* **Data excerpts**
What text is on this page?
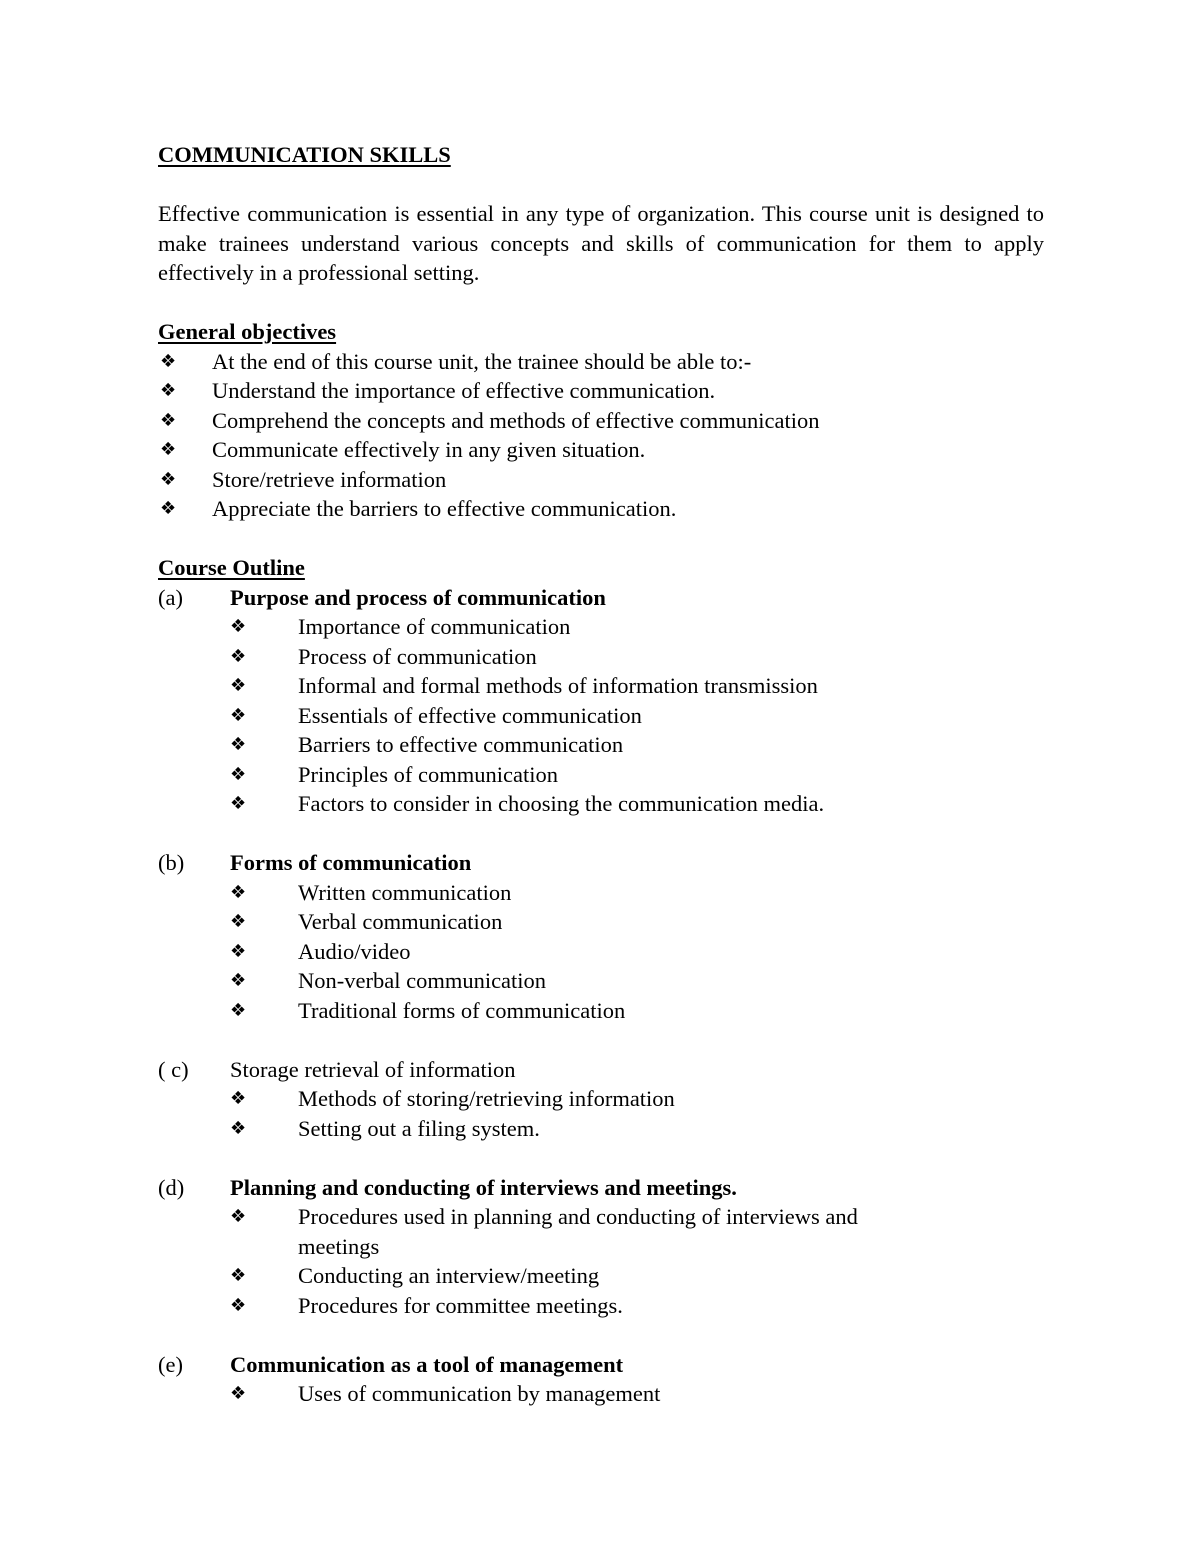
COMMUNICATION SKILLS

Effective communication is essential in any type of organization. This course unit is designed to make trainees understand various concepts and skills of communication for them to apply effectively in a professional setting.

General objectives
❖	At the end of this course unit, the trainee should be able to:-
❖	Understand the importance of effective communication.
❖	Comprehend the concepts and methods of effective communication
❖	Communicate effectively in any given situation.
❖	Store/retrieve information
❖	Appreciate the barriers to effective communication.
Course Outline
(a)	Purpose and process of communication
❖	Importance of communication
❖	Process of communication
❖	Informal and formal methods of information transmission
❖	Essentials of effective communication
❖	Barriers to effective communication
❖	Principles of communication
❖	Factors to consider in choosing the communication media.
(b)	Forms of communication
❖	Written communication
❖	Verbal communication
❖	Audio/video
❖	Non-verbal communication
❖	Traditional forms of communication
( c)	Storage retrieval of information
❖	Methods of storing/retrieving information
❖	Setting out a filing system.
(d)	Planning and conducting of interviews and meetings.
❖	Procedures used in planning and conducting of interviews and meetings
❖	Conducting an interview/meeting
❖	Procedures for committee meetings.
(e)	Communication as a tool of management
❖	Uses of communication by management
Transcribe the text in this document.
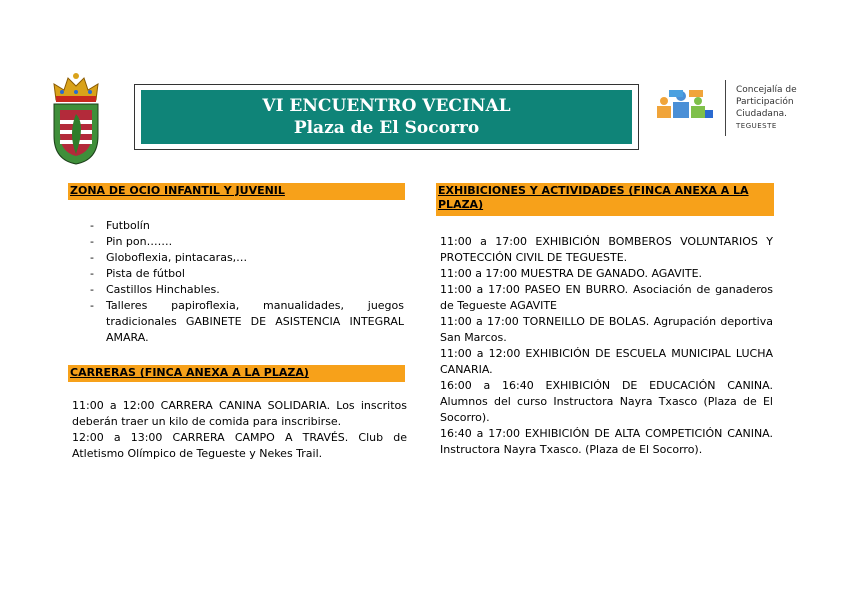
VI ENCUENTRO VECINAL
Plaza de El Socorro
Concejalía de
Participación
Ciudadana.
TEGUESTE
ZONA DE OCIO INFANTIL Y JUVENIL
- Futbolín
- Pin pon…….
- Globoflexia, pintacaras,…
- Pista de fútbol
- Castillos Hinchables.
- Talleres papiroflexia, manualidades, juegos tradicionales GABINETE DE ASISTENCIA INTEGRAL AMARA.
CARRERAS (FINCA ANEXA A LA PLAZA)

11:00 a 12:00 CARRERA CANINA SOLIDARIA. Los inscritos deberán traer un kilo de comida para inscribirse.

12:00 a 13:00 CARRERA CAMPO A TRAVÉS. Club de Atletismo Olímpico de Tegueste y Nekes Trail.

EXHIBICIONES Y ACTIVIDADES (FINCA ANEXA A LA PLAZA)

11:00 a 17:00 EXHIBICIÓN BOMBEROS VOLUNTARIOS Y PROTECCIÓN CIVIL DE TEGUESTE.

11:00 a 17:00 MUESTRA DE GANADO. AGAVITE.

11:00 a 17:00 PASEO EN BURRO. Asociación de ganaderos de Tegueste AGAVITE

11:00 a 17:00 TORNEILLO DE BOLAS. Agrupación deportiva San Marcos.

11:00 a 12:00 EXHIBICIÓN DE ESCUELA MUNICIPAL LUCHA CANARIA.

16:00 a 16:40 EXHIBICIÓN DE EDUCACIÓN CANINA. Alumnos del curso Instructora Nayra Txasco (Plaza de El Socorro).

16:40 a 17:00 EXHIBICIÓN DE ALTA COMPETICIÓN CANINA. Instructora Nayra Txasco. (Plaza de El Socorro).
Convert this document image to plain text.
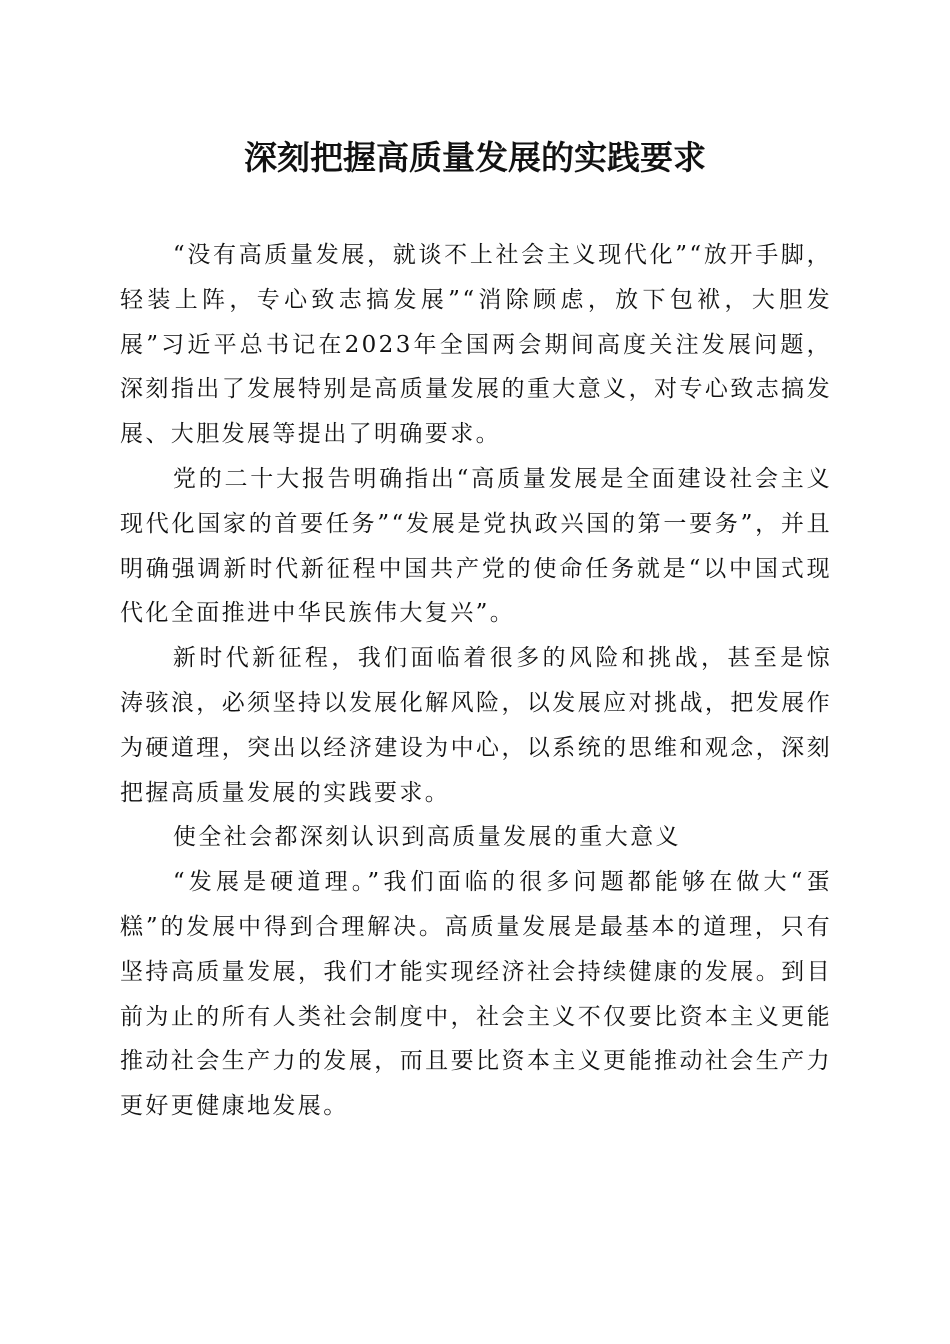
深刻把握高质量发展的实践要求

“没有高质量发展，就谈不上社会主义现代化”“放开手脚，轻装上阵，专心致志搞发展”“消除顾虑，放下包袱，大胆发展”习近平总书记在2023年全国两会期间高度关注发展问题，深刻指出了发展特别是高质量发展的重大意义，对专心致志搞发展、大胆发展等提出了明确要求。

党的二十大报告明确指出“高质量发展是全面建设社会主义现代化国家的首要任务”“发展是党执政兴国的第一要务”，并且明确强调新时代新征程中国共产党的使命任务就是“以中国式现代化全面推进中华民族伟大复兴”。

新时代新征程，我们面临着很多的风险和挑战，甚至是惊涛骇浪，必须坚持以发展化解风险，以发展应对挑战，把发展作为硬道理，突出以经济建设为中心，以系统的思维和观念，深刻把握高质量发展的实践要求。

使全社会都深刻认识到高质量发展的重大意义

“发展是硬道理。”我们面临的很多问题都能够在做大“蛋糕”的发展中得到合理解决。高质量发展是最基本的道理，只有坚持高质量发展，我们才能实现经济社会持续健康的发展。到目前为止的所有人类社会制度中，社会主义不仅要比资本主义更能推动社会生产力的发展，而且要比资本主义更能推动社会生产力更好更健康地发展。
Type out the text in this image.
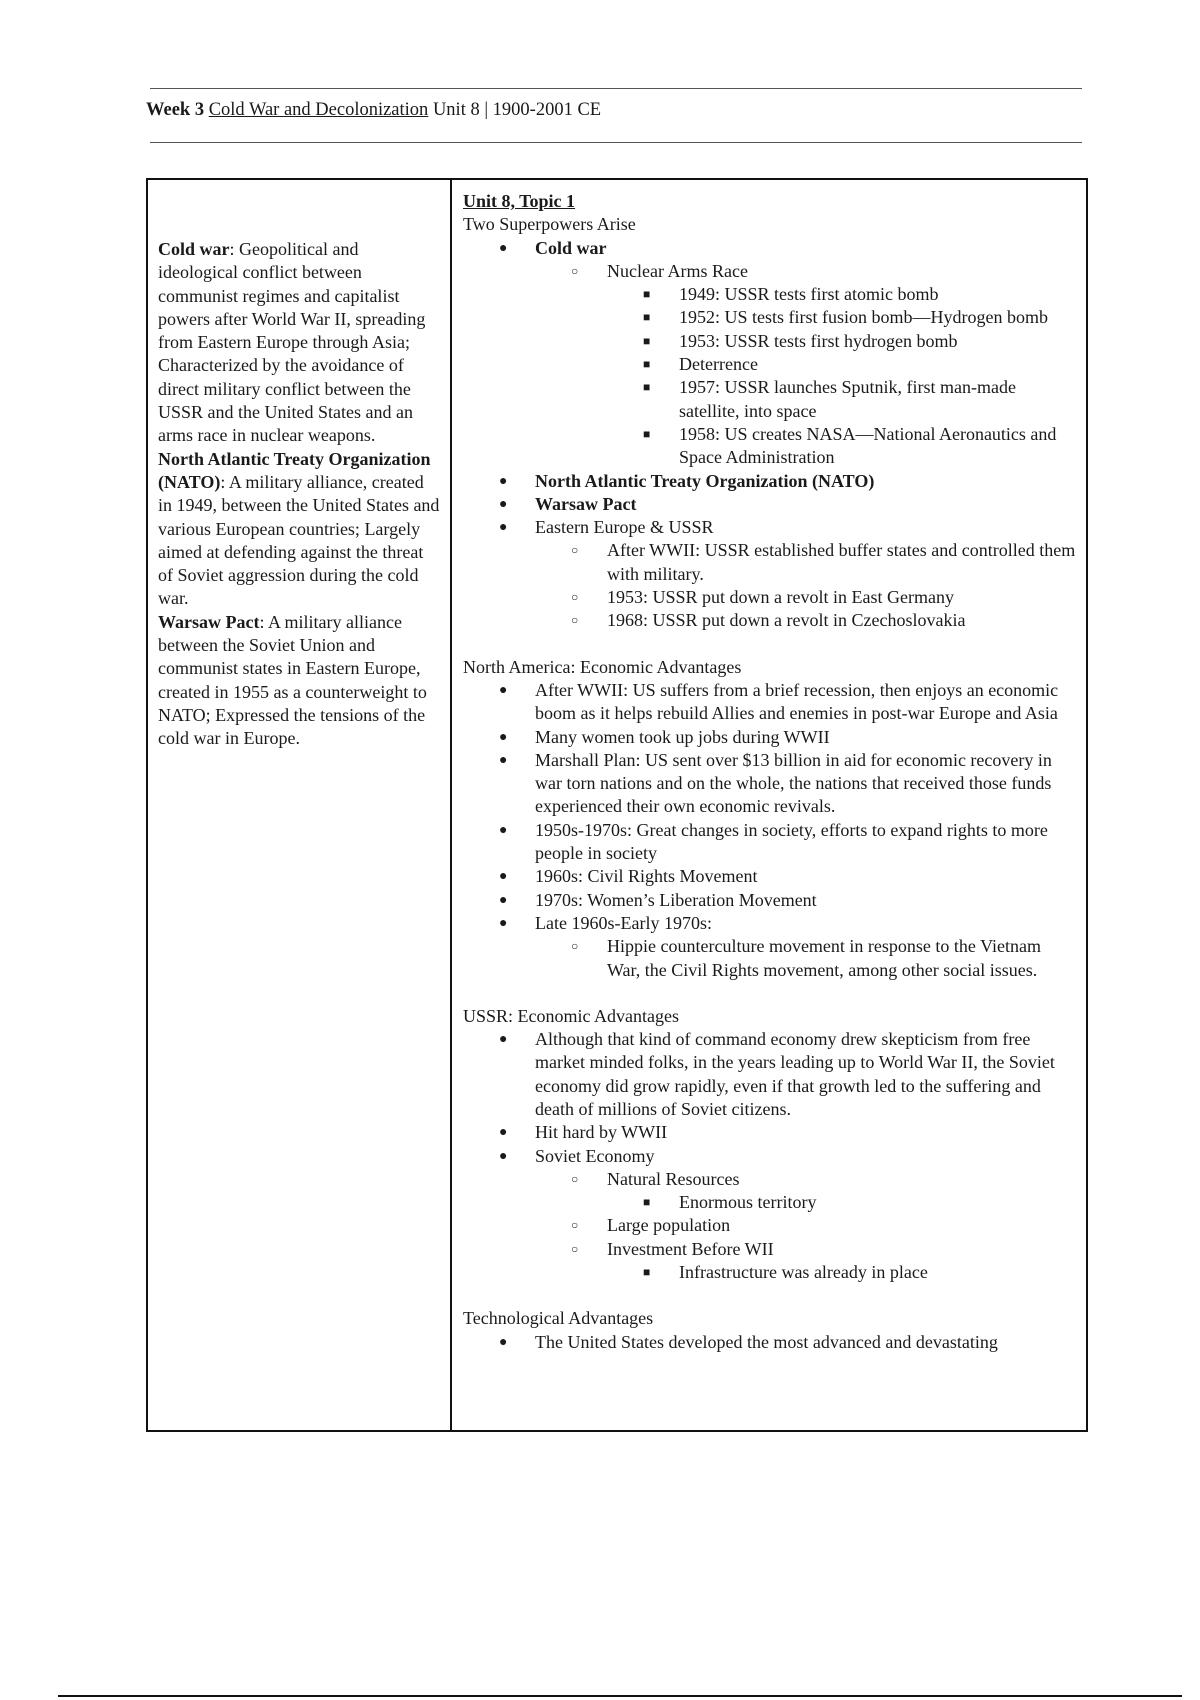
Week 3 Cold War and Decolonization Unit 8 | 1900-2001 CE

Cold war: Geopolitical and ideological conflict between communist regimes and capitalist powers after World War II, spreading from Eastern Europe through Asia; Characterized by the avoidance of direct military conflict between the USSR and the United States and an arms race in nuclear weapons.

North Atlantic Treaty Organization (NATO): A military alliance, created in 1949, between the United States and various European countries; Largely aimed at defending against the threat of Soviet aggression during the cold war.

Warsaw Pact: A military alliance between the Soviet Union and communist states in Eastern Europe, created in 1955 as a counterweight to NATO; Expressed the tensions of the cold war in Europe.

Unit 8, Topic 1

Two Superpowers Arise

● Cold war
○ Nuclear Arms Race
■ 1949: USSR tests first atomic bomb
■ 1952: US tests first fusion bomb—Hydrogen bomb
■ 1953: USSR tests first hydrogen bomb
■ Deterrence
■ 1957: USSR launches Sputnik, first man-made satellite, into space
■ 1958: US creates NASA—National Aeronautics and Space Administration
● North Atlantic Treaty Organization (NATO)
● Warsaw Pact
● Eastern Europe & USSR
○ After WWII: USSR established buffer states and controlled them with military.
○ 1953: USSR put down a revolt in East Germany
○ 1968: USSR put down a revolt in Czechoslovakia

North America: Economic Advantages

● After WWII: US suffers from a brief recession, then enjoys an economic boom as it helps rebuild Allies and enemies in post-war Europe and Asia
● Many women took up jobs during WWII
● Marshall Plan: US sent over $13 billion in aid for economic recovery in war torn nations and on the whole, the nations that received those funds experienced their own economic revivals.
● 1950s-1970s: Great changes in society, efforts to expand rights to more people in society
● 1960s: Civil Rights Movement
● 1970s: Women’s Liberation Movement
● Late 1960s-Early 1970s:
○ Hippie counterculture movement in response to the Vietnam War, the Civil Rights movement, among other social issues.

USSR: Economic Advantages

● Although that kind of command economy drew skepticism from free market minded folks, in the years leading up to World War II, the Soviet economy did grow rapidly, even if that growth led to the suffering and death of millions of Soviet citizens.
● Hit hard by WWII
● Soviet Economy
○ Natural Resources
■ Enormous territory
○ Large population
○ Investment Before WII
■ Infrastructure was already in place

Technological Advantages

● The United States developed the most advanced and devastating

* **TASK TO CARRY OUT**
Quote the entries in full. Any image among them is to be omitted from the copy.

* **SOLUTION TO THIS PROBLEM**
What text is on this page?
COMMUNICATION SKILLS

Effective communication is essential in any type of organization. This course unit is designed to make trainees understand various concepts and skills of communication for them to apply effectively in a professional setting.

General objectives
❖	At the end of this course unit, the trainee should be able to:-
❖	Understand the importance of effective communication.
❖	Comprehend the concepts and methods of effective communication
❖	Communicate effectively in any given situation.
❖	Store/retrieve information
❖	Appreciate the barriers to effective communication.
Course Outline
(a)	Purpose and process of communication
❖	Importance of communication
❖	Process of communication
❖	Informal and formal methods of information transmission
❖	Essentials of effective communication
❖	Barriers to effective communication
❖	Principles of communication
❖	Factors to consider in choosing the communication media.
(b)	Forms of communication
❖	Written communication
❖	Verbal communication
❖	Audio/video
❖	Non-verbal communication
❖	Traditional forms of communication
( c)	Storage retrieval of information
❖	Methods of storing/retrieving information
❖	Setting out a filing system.
(d)	Planning and conducting of interviews and meetings.
❖	Procedures used in planning and conducting of interviews and meetings
❖	Conducting an interview/meeting
❖	Procedures for committee meetings.
(e)	Communication as a tool of management
❖	Uses of communication by management
Transcribe the text in this document.
VI ENCUENTRO VECINAL
Plaza de El Socorro
Concejalía de
Participación
Ciudadana.
TEGUESTE
ZONA DE OCIO INFANTIL Y JUVENIL
- Futbolín
- Pin pon…….
- Globoflexia, pintacaras,…
- Pista de fútbol
- Castillos Hinchables.
- Talleres papiroflexia, manualidades, juegos tradicionales GABINETE DE ASISTENCIA INTEGRAL AMARA.
CARRERAS (FINCA ANEXA A LA PLAZA)

11:00 a 12:00 CARRERA CANINA SOLIDARIA. Los inscritos deberán traer un kilo de comida para inscribirse.

12:00 a 13:00 CARRERA CAMPO A TRAVÉS. Club de Atletismo Olímpico de Tegueste y Nekes Trail.

EXHIBICIONES Y ACTIVIDADES (FINCA ANEXA A LA PLAZA)

11:00 a 17:00 EXHIBICIÓN BOMBEROS VOLUNTARIOS Y PROTECCIÓN CIVIL DE TEGUESTE.

11:00 a 17:00 MUESTRA DE GANADO. AGAVITE.

11:00 a 17:00 PASEO EN BURRO. Asociación de ganaderos de Tegueste AGAVITE

11:00 a 17:00 TORNEILLO DE BOLAS. Agrupación deportiva San Marcos.

11:00 a 12:00 EXHIBICIÓN DE ESCUELA MUNICIPAL LUCHA CANARIA.

16:00 a 16:40 EXHIBICIÓN DE EDUCACIÓN CANINA. Alumnos del curso Instructora Nayra Txasco (Plaza de El Socorro).

16:40 a 17:00 EXHIBICIÓN DE ALTA COMPETICIÓN CANINA. Instructora Nayra Txasco. (Plaza de El Socorro).
Convert this document image to plain text.
深刻把握高质量发展的实践要求

“没有高质量发展，就谈不上社会主义现代化”“放开手脚，轻装上阵，专心致志搞发展”“消除顾虑，放下包袱，大胆发展”习近平总书记在2023年全国两会期间高度关注发展问题，深刻指出了发展特别是高质量发展的重大意义，对专心致志搞发展、大胆发展等提出了明确要求。

党的二十大报告明确指出“高质量发展是全面建设社会主义现代化国家的首要任务”“发展是党执政兴国的第一要务”，并且明确强调新时代新征程中国共产党的使命任务就是“以中国式现代化全面推进中华民族伟大复兴”。

新时代新征程，我们面临着很多的风险和挑战，甚至是惊涛骇浪，必须坚持以发展化解风险，以发展应对挑战，把发展作为硬道理，突出以经济建设为中心，以系统的思维和观念，深刻把握高质量发展的实践要求。

使全社会都深刻认识到高质量发展的重大意义

“发展是硬道理。”我们面临的很多问题都能够在做大“蛋糕”的发展中得到合理解决。高质量发展是最基本的道理，只有坚持高质量发展，我们才能实现经济社会持续健康的发展。到目前为止的所有人类社会制度中，社会主义不仅要比资本主义更能推动社会生产力的发展，而且要比资本主义更能推动社会生产力更好更健康地发展。
Type out the text in this image.
Week 3 Cold War and Decolonization Unit 8 | 1900-2001 CE

Cold war: Geopolitical and ideological conflict between communist regimes and capitalist powers after World War II, spreading from Eastern Europe through Asia; Characterized by the avoidance of direct military conflict between the USSR and the United States and an arms race in nuclear weapons.

North Atlantic Treaty Organization (NATO): A military alliance, created in 1949, between the United States and various European countries; Largely aimed at defending against the threat of Soviet aggression during the cold war.

Warsaw Pact: A military alliance between the Soviet Union and communist states in Eastern Europe, created in 1955 as a counterweight to NATO; Expressed the tensions of the cold war in Europe.

Unit 8, Topic 1

Two Superpowers Arise

● Cold war
○ Nuclear Arms Race
■ 1949: USSR tests first atomic bomb
■ 1952: US tests first fusion bomb—Hydrogen bomb
■ 1953: USSR tests first hydrogen bomb
■ Deterrence
■ 1957: USSR launches Sputnik, first man-made satellite, into space
■ 1958: US creates NASA—National Aeronautics and Space Administration
● North Atlantic Treaty Organization (NATO)
● Warsaw Pact
● Eastern Europe & USSR
○ After WWII: USSR established buffer states and controlled them with military.
○ 1953: USSR put down a revolt in East Germany
○ 1968: USSR put down a revolt in Czechoslovakia

North America: Economic Advantages

● After WWII: US suffers from a brief recession, then enjoys an economic boom as it helps rebuild Allies and enemies in post-war Europe and Asia
● Many women took up jobs during WWII
● Marshall Plan: US sent over $13 billion in aid for economic recovery in war torn nations and on the whole, the nations that received those funds experienced their own economic revivals.
● 1950s-1970s: Great changes in society, efforts to expand rights to more people in society
● 1960s: Civil Rights Movement
● 1970s: Women’s Liberation Movement
● Late 1960s-Early 1970s:
○ Hippie counterculture movement in response to the Vietnam War, the Civil Rights movement, among other social issues.

USSR: Economic Advantages

● Although that kind of command economy drew skepticism from free market minded folks, in the years leading up to World War II, the Soviet economy did grow rapidly, even if that growth led to the suffering and death of millions of Soviet citizens.
● Hit hard by WWII
● Soviet Economy
○ Natural Resources
■ Enormous territory
○ Large population
○ Investment Before WII
■ Infrastructure was already in place

Technological Advantages

● The United States developed the most advanced and devastating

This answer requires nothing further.